Directions. Output the material beneath this task exactly, images excluded.

Stored data
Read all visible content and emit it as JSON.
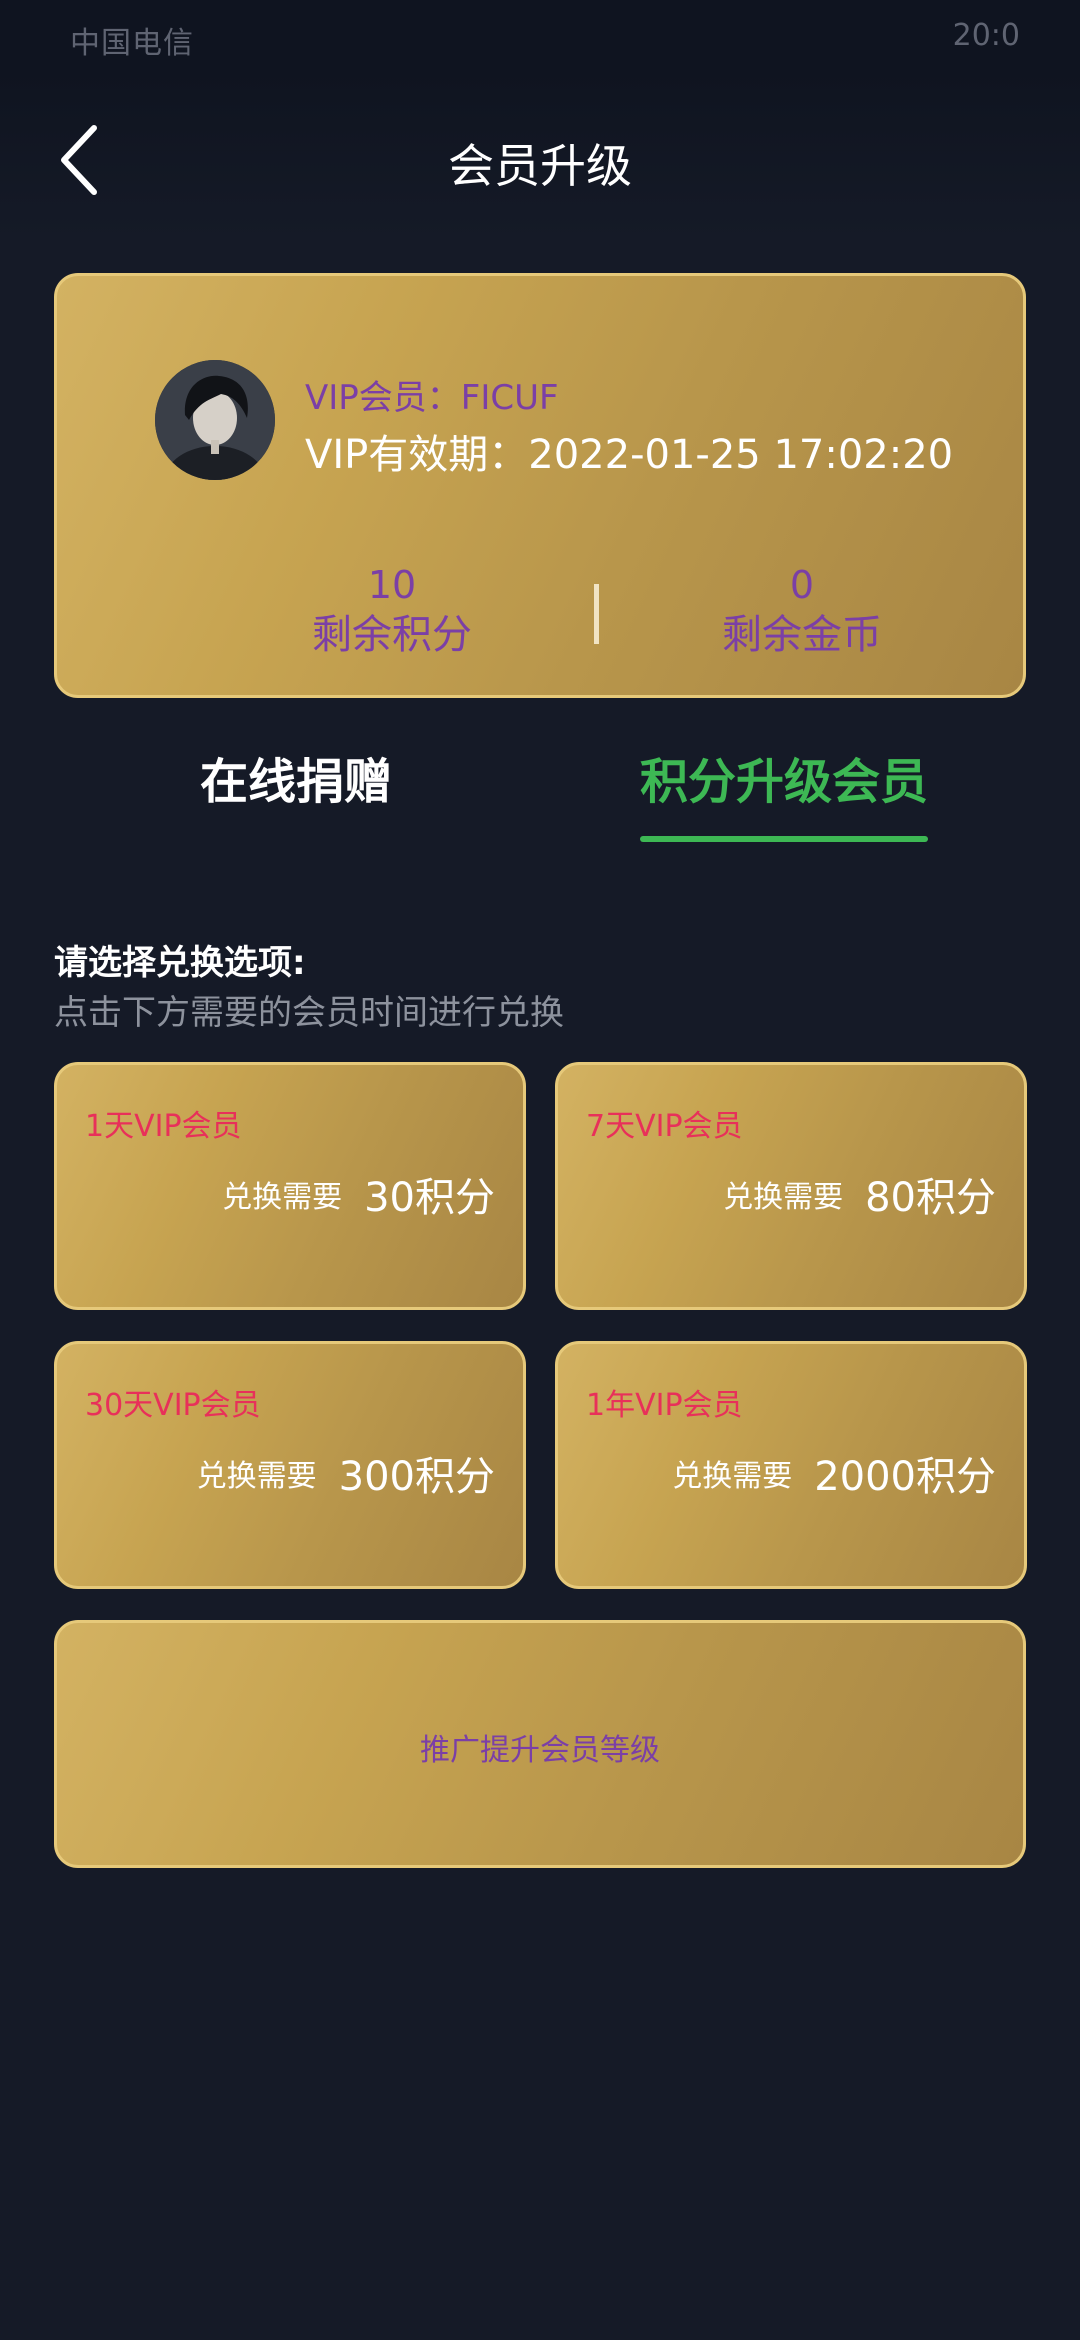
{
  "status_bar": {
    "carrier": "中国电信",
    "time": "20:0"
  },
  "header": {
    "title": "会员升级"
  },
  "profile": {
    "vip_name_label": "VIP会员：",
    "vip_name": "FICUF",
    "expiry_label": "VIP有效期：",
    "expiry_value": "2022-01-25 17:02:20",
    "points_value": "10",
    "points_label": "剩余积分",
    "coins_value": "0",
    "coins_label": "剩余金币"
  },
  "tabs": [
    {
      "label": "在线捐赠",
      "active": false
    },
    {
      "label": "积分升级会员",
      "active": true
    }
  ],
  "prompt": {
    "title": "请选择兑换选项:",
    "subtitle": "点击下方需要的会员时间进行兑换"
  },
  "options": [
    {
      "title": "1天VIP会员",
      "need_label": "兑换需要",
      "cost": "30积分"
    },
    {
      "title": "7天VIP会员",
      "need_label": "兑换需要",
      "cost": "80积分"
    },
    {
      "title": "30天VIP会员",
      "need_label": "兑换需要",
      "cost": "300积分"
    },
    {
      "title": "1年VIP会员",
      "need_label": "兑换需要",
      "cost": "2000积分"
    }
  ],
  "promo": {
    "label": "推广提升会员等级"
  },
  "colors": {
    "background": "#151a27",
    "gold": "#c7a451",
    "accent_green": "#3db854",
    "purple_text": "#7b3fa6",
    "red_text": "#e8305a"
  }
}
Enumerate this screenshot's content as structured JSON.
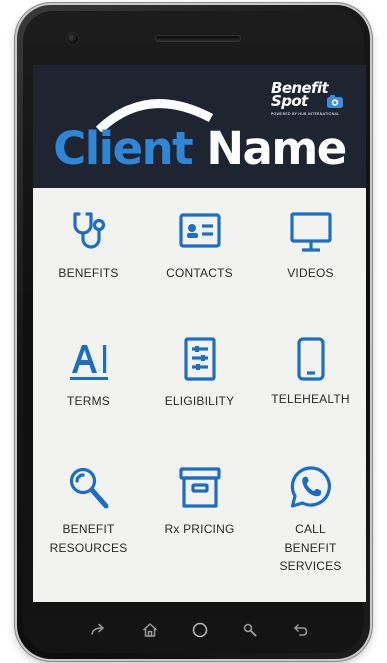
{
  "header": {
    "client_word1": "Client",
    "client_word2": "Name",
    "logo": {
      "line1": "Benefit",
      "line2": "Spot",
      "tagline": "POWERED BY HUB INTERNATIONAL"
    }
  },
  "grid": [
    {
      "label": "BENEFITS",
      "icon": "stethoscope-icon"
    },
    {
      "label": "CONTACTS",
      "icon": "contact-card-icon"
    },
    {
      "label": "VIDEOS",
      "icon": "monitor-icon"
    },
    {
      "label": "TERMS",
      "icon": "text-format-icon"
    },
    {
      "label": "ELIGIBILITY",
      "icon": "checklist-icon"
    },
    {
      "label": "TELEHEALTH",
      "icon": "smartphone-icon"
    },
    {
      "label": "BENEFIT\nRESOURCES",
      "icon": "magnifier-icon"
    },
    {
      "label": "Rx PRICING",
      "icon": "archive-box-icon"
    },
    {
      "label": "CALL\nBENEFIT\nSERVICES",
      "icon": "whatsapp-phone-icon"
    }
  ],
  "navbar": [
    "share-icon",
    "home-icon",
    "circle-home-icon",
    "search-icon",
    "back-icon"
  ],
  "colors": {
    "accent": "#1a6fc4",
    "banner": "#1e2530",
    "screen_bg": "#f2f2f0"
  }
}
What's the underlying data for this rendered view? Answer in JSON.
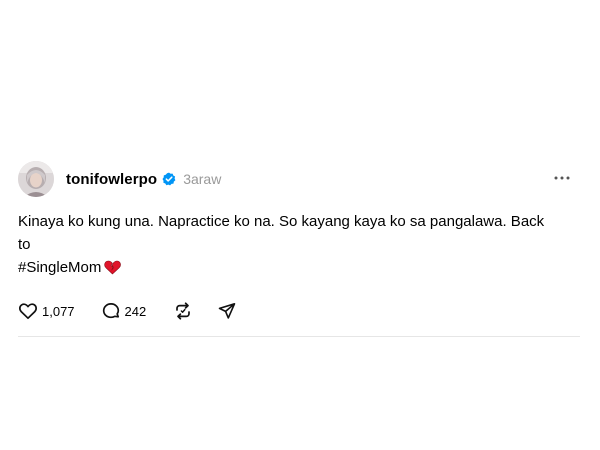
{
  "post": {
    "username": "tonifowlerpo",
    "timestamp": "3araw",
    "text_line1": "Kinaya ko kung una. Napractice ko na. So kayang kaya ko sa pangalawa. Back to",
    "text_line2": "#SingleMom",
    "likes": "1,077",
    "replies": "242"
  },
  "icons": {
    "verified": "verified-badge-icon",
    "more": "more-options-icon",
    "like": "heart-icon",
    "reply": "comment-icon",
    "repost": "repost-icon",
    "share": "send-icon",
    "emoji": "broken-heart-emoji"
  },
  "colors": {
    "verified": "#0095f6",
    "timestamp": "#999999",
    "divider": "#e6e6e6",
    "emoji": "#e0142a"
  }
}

Final answer.
Read all visible content and emit it as JSON.
{
  "status_bar": {
    "carrier": "中国电信",
    "time": "20:0"
  },
  "header": {
    "title": "会员升级"
  },
  "profile": {
    "vip_name_label": "VIP会员：",
    "vip_name": "FICUF",
    "expiry_label": "VIP有效期：",
    "expiry_value": "2022-01-25 17:02:20",
    "points_value": "10",
    "points_label": "剩余积分",
    "coins_value": "0",
    "coins_label": "剩余金币"
  },
  "tabs": [
    {
      "label": "在线捐赠",
      "active": false
    },
    {
      "label": "积分升级会员",
      "active": true
    }
  ],
  "prompt": {
    "title": "请选择兑换选项:",
    "subtitle": "点击下方需要的会员时间进行兑换"
  },
  "options": [
    {
      "title": "1天VIP会员",
      "need_label": "兑换需要",
      "cost": "30积分"
    },
    {
      "title": "7天VIP会员",
      "need_label": "兑换需要",
      "cost": "80积分"
    },
    {
      "title": "30天VIP会员",
      "need_label": "兑换需要",
      "cost": "300积分"
    },
    {
      "title": "1年VIP会员",
      "need_label": "兑换需要",
      "cost": "2000积分"
    }
  ],
  "promo": {
    "label": "推广提升会员等级"
  },
  "colors": {
    "background": "#151a27",
    "gold": "#c7a451",
    "accent_green": "#3db854",
    "purple_text": "#7b3fa6",
    "red_text": "#e8305a"
  }
}
Enumerate this screenshot's content as structured JSON.
{
  "header": {
    "client_word1": "Client",
    "client_word2": "Name",
    "logo": {
      "line1": "Benefit",
      "line2": "Spot",
      "tagline": "POWERED BY HUB INTERNATIONAL"
    }
  },
  "grid": [
    {
      "label": "BENEFITS",
      "icon": "stethoscope-icon"
    },
    {
      "label": "CONTACTS",
      "icon": "contact-card-icon"
    },
    {
      "label": "VIDEOS",
      "icon": "monitor-icon"
    },
    {
      "label": "TERMS",
      "icon": "text-format-icon"
    },
    {
      "label": "ELIGIBILITY",
      "icon": "checklist-icon"
    },
    {
      "label": "TELEHEALTH",
      "icon": "smartphone-icon"
    },
    {
      "label": "BENEFIT\nRESOURCES",
      "icon": "magnifier-icon"
    },
    {
      "label": "Rx PRICING",
      "icon": "archive-box-icon"
    },
    {
      "label": "CALL\nBENEFIT\nSERVICES",
      "icon": "whatsapp-phone-icon"
    }
  ],
  "navbar": [
    "share-icon",
    "home-icon",
    "circle-home-icon",
    "search-icon",
    "back-icon"
  ],
  "colors": {
    "accent": "#1a6fc4",
    "banner": "#1e2530",
    "screen_bg": "#f2f2f0"
  }
}
What's the underlying data for this rendered view? Answer in JSON.
{
  "post": {
    "username": "tonifowlerpo",
    "timestamp": "3araw",
    "text_line1": "Kinaya ko kung una. Napractice ko na. So kayang kaya ko sa pangalawa. Back to",
    "text_line2": "#SingleMom",
    "likes": "1,077",
    "replies": "242"
  },
  "icons": {
    "verified": "verified-badge-icon",
    "more": "more-options-icon",
    "like": "heart-icon",
    "reply": "comment-icon",
    "repost": "repost-icon",
    "share": "send-icon",
    "emoji": "broken-heart-emoji"
  },
  "colors": {
    "verified": "#0095f6",
    "timestamp": "#999999",
    "divider": "#e6e6e6",
    "emoji": "#e0142a"
  }
}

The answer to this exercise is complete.